• What is expected: Word for word, copy all the data and drop the pictures.

Begin Given data

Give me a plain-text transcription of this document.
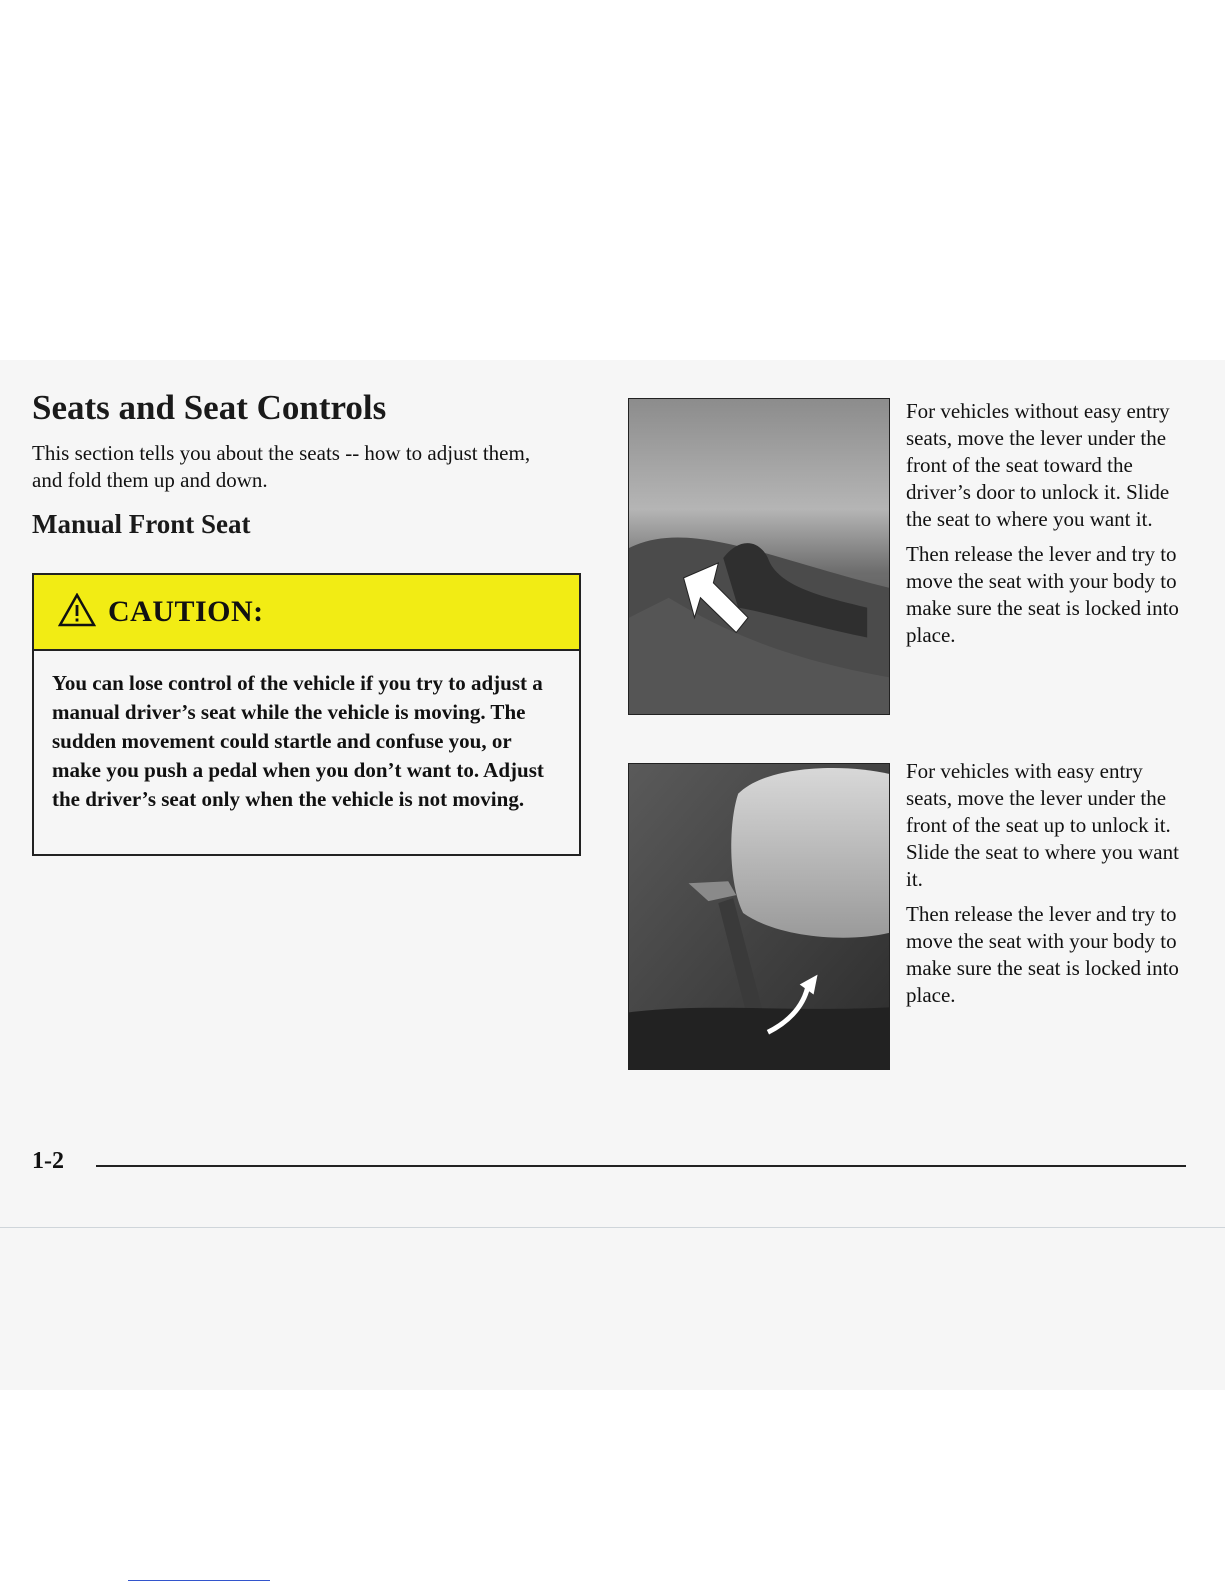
Seats and Seat Controls

This section tells you about the seats -- how to adjust them, and fold them up and down.

Manual Front Seat
CAUTION:
You can lose control of the vehicle if you try to adjust a manual driver’s seat while the vehicle is moving. The sudden movement could startle and confuse you, or make you push a pedal when you don’t want to. Adjust the driver’s seat only when the vehicle is not moving.

For vehicles without easy entry seats, move the lever under the front of the seat toward the driver’s door to unlock it. Slide the seat to where you want it.

Then release the lever and try to move the seat with your body to make sure the seat is locked into place.

For vehicles with easy entry seats, move the lever under the front of the seat up to unlock it. Slide the seat to where you want it.

Then release the lever and try to move the seat with your body to make sure the seat is locked into place.

1-2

End Given data

• Correct output:
Give me a plain-text transcription of this document.
Seats and Seat Controls

This section tells you about the seats -- how to adjust them, and fold them up and down.

Manual Front Seat
CAUTION:
You can lose control of the vehicle if you try to adjust a manual driver’s seat while the vehicle is moving. The sudden movement could startle and confuse you, or make you push a pedal when you don’t want to. Adjust the driver’s seat only when the vehicle is not moving.

For vehicles without easy entry seats, move the lever under the front of the seat toward the driver’s door to unlock it. Slide the seat to where you want it.

Then release the lever and try to move the seat with your body to make sure the seat is locked into place.

For vehicles with easy entry seats, move the lever under the front of the seat up to unlock it. Slide the seat to where you want it.

Then release the lever and try to move the seat with your body to make sure the seat is locked into place.

1-2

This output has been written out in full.